▶ _Listed records_
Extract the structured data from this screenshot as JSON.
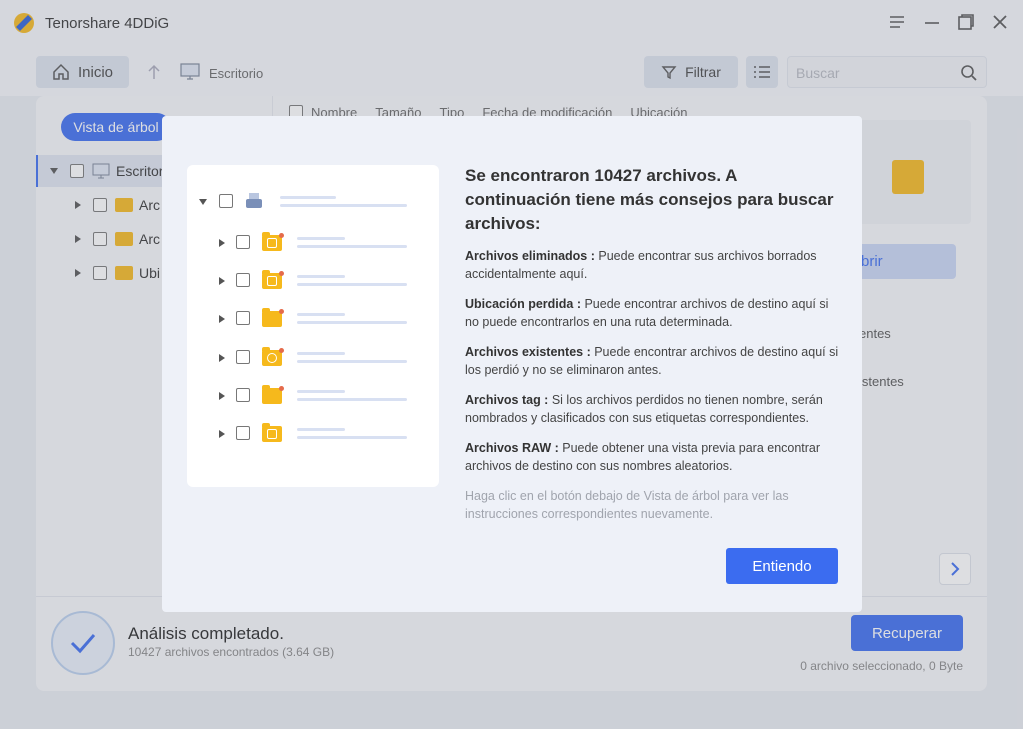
{
  "app": {
    "title": "Tenorshare 4DDiG"
  },
  "toolbar": {
    "home_label": "Inicio",
    "breadcrumb": "Escritorio",
    "filter_label": "Filtrar",
    "search_placeholder": "Buscar"
  },
  "tree": {
    "tree_view_label": "Vista de árbol",
    "items": [
      {
        "label": "Escritor",
        "icon": "desktop-icon"
      },
      {
        "label": "Arc",
        "icon": "folder-icon"
      },
      {
        "label": "Arc",
        "icon": "trash-folder-icon"
      },
      {
        "label": "Ubi",
        "icon": "location-folder-icon"
      }
    ]
  },
  "columns": [
    "Nombre",
    "Tamaño",
    "Tipo",
    "Fecha de modificación",
    "Ubicación"
  ],
  "preview": {
    "open_label": "Abrir",
    "side_labels": [
      "entes",
      "istentes"
    ]
  },
  "status": {
    "title": "Análisis completado.",
    "subtitle": "10427 archivos encontrados (3.64 GB)",
    "recover_label": "Recuperar",
    "selected_info": "0 archivo seleccionado, 0 Byte"
  },
  "modal": {
    "title": "Se encontraron 10427 archivos. A continuación tiene más consejos para buscar archivos:",
    "tips": [
      {
        "term": "Archivos eliminados :",
        "text": " Puede encontrar sus archivos borrados accidentalmente aquí."
      },
      {
        "term": "Ubicación perdida :",
        "text": " Puede encontrar archivos de destino aquí si no puede encontrarlos en una ruta determinada."
      },
      {
        "term": "Archivos existentes :",
        "text": " Puede encontrar archivos de destino aquí si los perdió y no se eliminaron antes."
      },
      {
        "term": "Archivos tag :",
        "text": " Si los archivos perdidos no tienen nombre, serán nombrados y clasificados con sus etiquetas correspondientes."
      },
      {
        "term": "Archivos RAW :",
        "text": " Puede obtener una vista previa para encontrar archivos de destino con sus nombres aleatorios."
      }
    ],
    "hint": "Haga clic en el botón debajo de Vista de árbol para ver las instrucciones correspondientes nuevamente.",
    "ok_label": "Entiendo"
  },
  "colors": {
    "accent": "#3b6cf0",
    "folder": "#f6b91c"
  }
}
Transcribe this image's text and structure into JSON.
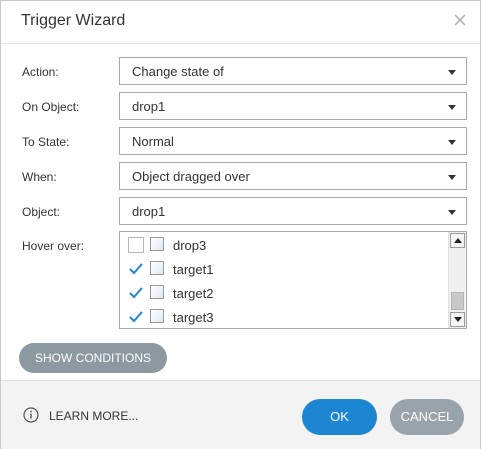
{
  "dialog": {
    "title": "Trigger Wizard",
    "close_icon": "close-icon"
  },
  "form": {
    "action": {
      "label": "Action:",
      "value": "Change state of"
    },
    "on_object": {
      "label": "On Object:",
      "value": "drop1"
    },
    "to_state": {
      "label": "To State:",
      "value": "Normal"
    },
    "when": {
      "label": "When:",
      "value": "Object dragged over"
    },
    "object": {
      "label": "Object:",
      "value": "drop1"
    },
    "hover_over": {
      "label": "Hover over:",
      "items": [
        {
          "label": "drop3",
          "checked": false
        },
        {
          "label": "target1",
          "checked": true
        },
        {
          "label": "target2",
          "checked": true
        },
        {
          "label": "target3",
          "checked": true
        }
      ]
    }
  },
  "buttons": {
    "show_conditions": "SHOW CONDITIONS",
    "learn_more": "LEARN MORE...",
    "ok": "OK",
    "cancel": "CANCEL"
  },
  "colors": {
    "primary": "#1c86d3",
    "secondary": "#99a3ab",
    "show_conditions_bg": "#8c99a1",
    "checkmark": "#1c86d3"
  }
}
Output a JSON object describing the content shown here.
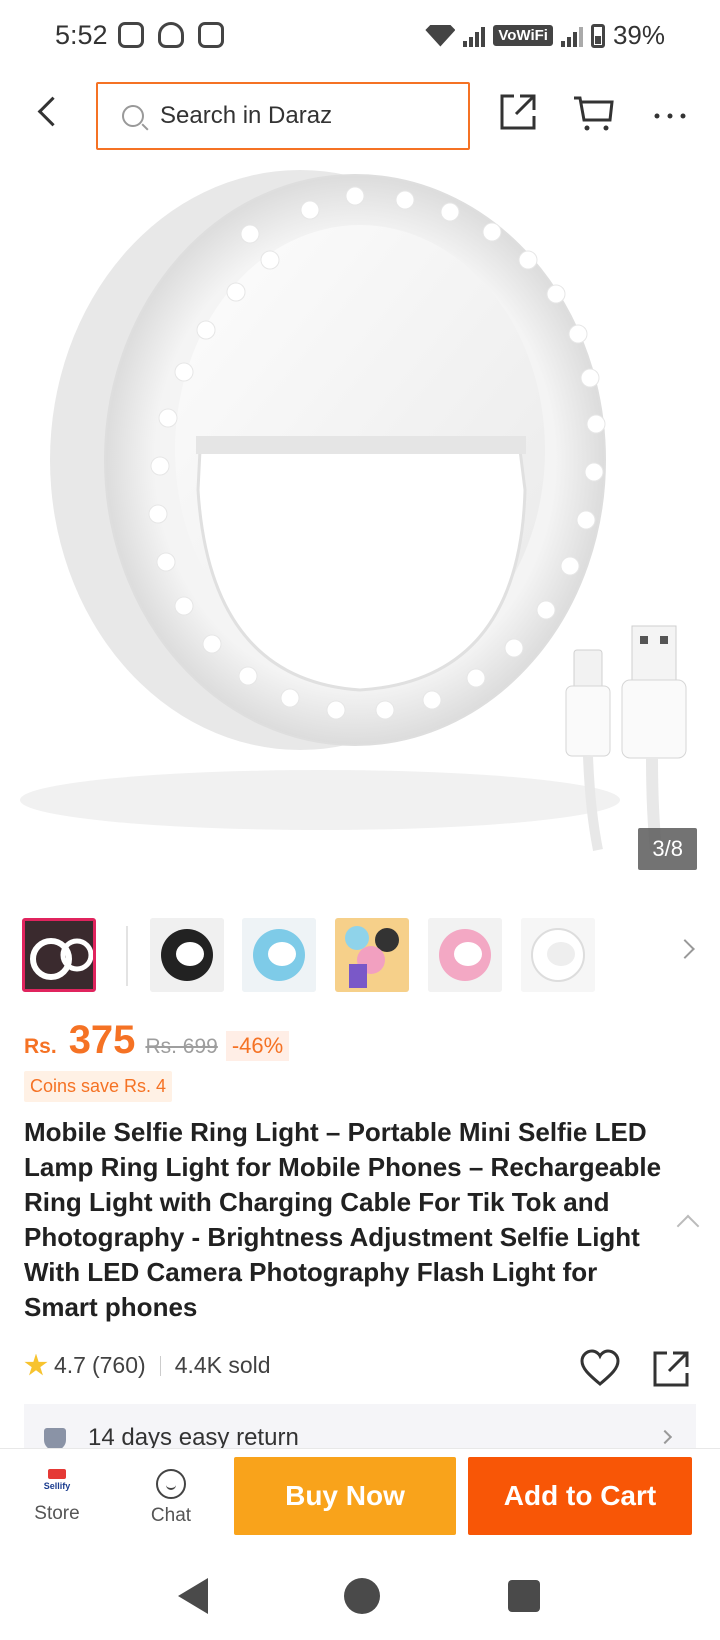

▶ _Aim_
Transcribe the whole listing exactly. Pictures stay out of your copy.

▶ _Expected answer_
Extract the structured data from this screenshot as JSON.
{
  "app": {
    "title": "Tenorshare 4DDiG"
  },
  "toolbar": {
    "home_label": "Inicio",
    "breadcrumb": "Escritorio",
    "filter_label": "Filtrar",
    "search_placeholder": "Buscar"
  },
  "tree": {
    "tree_view_label": "Vista de árbol",
    "items": [
      {
        "label": "Escritor",
        "icon": "desktop-icon"
      },
      {
        "label": "Arc",
        "icon": "folder-icon"
      },
      {
        "label": "Arc",
        "icon": "trash-folder-icon"
      },
      {
        "label": "Ubi",
        "icon": "location-folder-icon"
      }
    ]
  },
  "columns": [
    "Nombre",
    "Tamaño",
    "Tipo",
    "Fecha de modificación",
    "Ubicación"
  ],
  "preview": {
    "open_label": "Abrir",
    "side_labels": [
      "entes",
      "istentes"
    ]
  },
  "status": {
    "title": "Análisis completado.",
    "subtitle": "10427 archivos encontrados (3.64 GB)",
    "recover_label": "Recuperar",
    "selected_info": "0 archivo seleccionado, 0 Byte"
  },
  "modal": {
    "title": "Se encontraron 10427 archivos. A continuación tiene más consejos para buscar archivos:",
    "tips": [
      {
        "term": "Archivos eliminados :",
        "text": " Puede encontrar sus archivos borrados accidentalmente aquí."
      },
      {
        "term": "Ubicación perdida :",
        "text": " Puede encontrar archivos de destino aquí si no puede encontrarlos en una ruta determinada."
      },
      {
        "term": "Archivos existentes :",
        "text": " Puede encontrar archivos de destino aquí si los perdió y no se eliminaron antes."
      },
      {
        "term": "Archivos tag :",
        "text": " Si los archivos perdidos no tienen nombre, serán nombrados y clasificados con sus etiquetas correspondientes."
      },
      {
        "term": "Archivos RAW :",
        "text": " Puede obtener una vista previa para encontrar archivos de destino con sus nombres aleatorios."
      }
    ],
    "hint": "Haga clic en el botón debajo de Vista de árbol para ver las instrucciones correspondientes nuevamente.",
    "ok_label": "Entiendo"
  },
  "colors": {
    "accent": "#3b6cf0",
    "folder": "#f6b91c"
  }
}
Transcribe this image's text and structure into JSON.
{
  "dialog": {
    "title": "Trigger Wizard",
    "close_icon": "close-icon"
  },
  "form": {
    "action": {
      "label": "Action:",
      "value": "Change state of"
    },
    "on_object": {
      "label": "On Object:",
      "value": "drop1"
    },
    "to_state": {
      "label": "To State:",
      "value": "Normal"
    },
    "when": {
      "label": "When:",
      "value": "Object dragged over"
    },
    "object": {
      "label": "Object:",
      "value": "drop1"
    },
    "hover_over": {
      "label": "Hover over:",
      "items": [
        {
          "label": "drop3",
          "checked": false
        },
        {
          "label": "target1",
          "checked": true
        },
        {
          "label": "target2",
          "checked": true
        },
        {
          "label": "target3",
          "checked": true
        }
      ]
    }
  },
  "buttons": {
    "show_conditions": "SHOW CONDITIONS",
    "learn_more": "LEARN MORE...",
    "ok": "OK",
    "cancel": "CANCEL"
  },
  "colors": {
    "primary": "#1c86d3",
    "secondary": "#99a3ab",
    "show_conditions_bg": "#8c99a1",
    "checkmark": "#1c86d3"
  }
}
Output a JSON object describing the content shown here.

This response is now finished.